Goal of the exercise
Search the material below for the word "reserved" and copy every line in which it occurs.

Data for this exercise

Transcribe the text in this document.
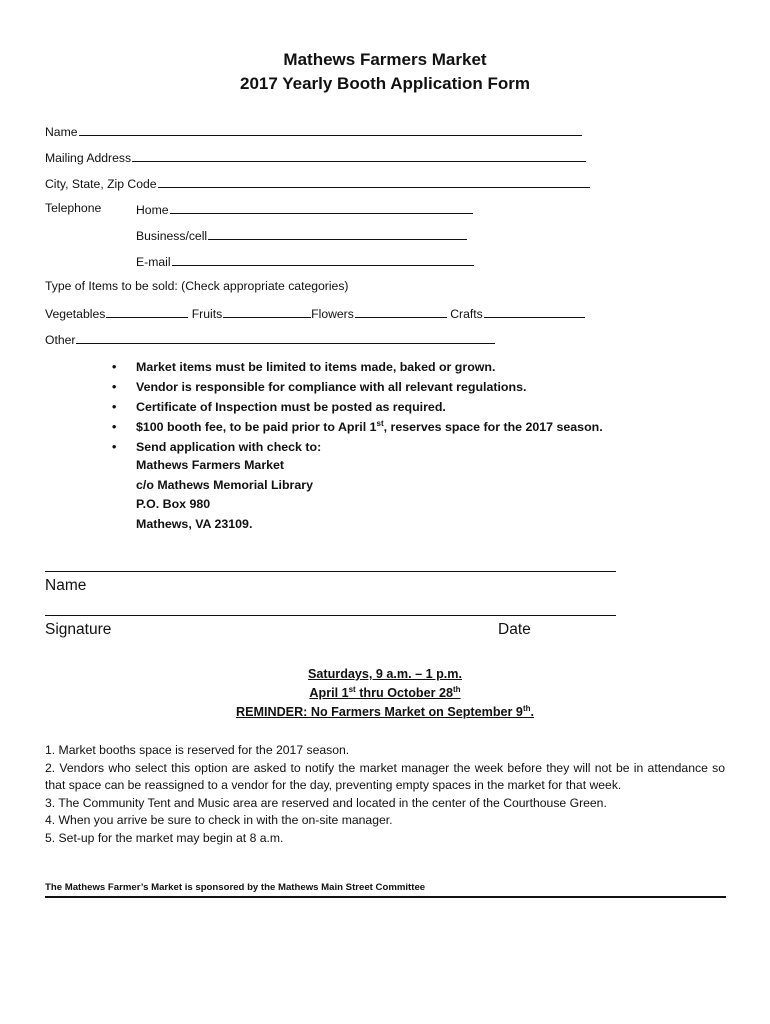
Mathews Farmers Market
2017 Yearly Booth Application Form
Name
Mailing Address
City, State, Zip Code
Telephone	Home
Business/cell
E-mail
Type of Items to be sold: (Check appropriate categories)
Vegetables	Fruits	Flowers	Crafts
Other
• Market items must be limited to items made, baked or grown.
• Vendor is responsible for compliance with all relevant regulations.
• Certificate of Inspection must be posted as required.
• $100 booth fee, to be paid prior to April 1st, reserves space for the 2017 season.
• Send application with check to:
Mathews Farmers Market
c/o Mathews Memorial Library
P.O. Box 980
Mathews, VA 23109.
Name
Signature	Date
Saturdays, 9 a.m. – 1 p.m.
April 1st thru October 28th
REMINDER: No Farmers Market on September 9th.

1. Market booths space is reserved for the 2017 season.

2. Vendors who select this option are asked to notify the market manager the week before they will not be in attendance so that space can be reassigned to a vendor for the day, preventing empty spaces in the market for that week.

3. The Community Tent and Music area are reserved and located in the center of the Courthouse Green.

4. When you arrive be sure to check in with the on-site manager.

5. Set-up for the market may begin at 8 a.m.

The Mathews Farmer’s Market is sponsored by the Mathews Main Street Committee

Full solution
1. Market booths space is reserved for the 2017 season.
3. The Community Tent and Music area are reserved and located in the center of the Courthouse Green.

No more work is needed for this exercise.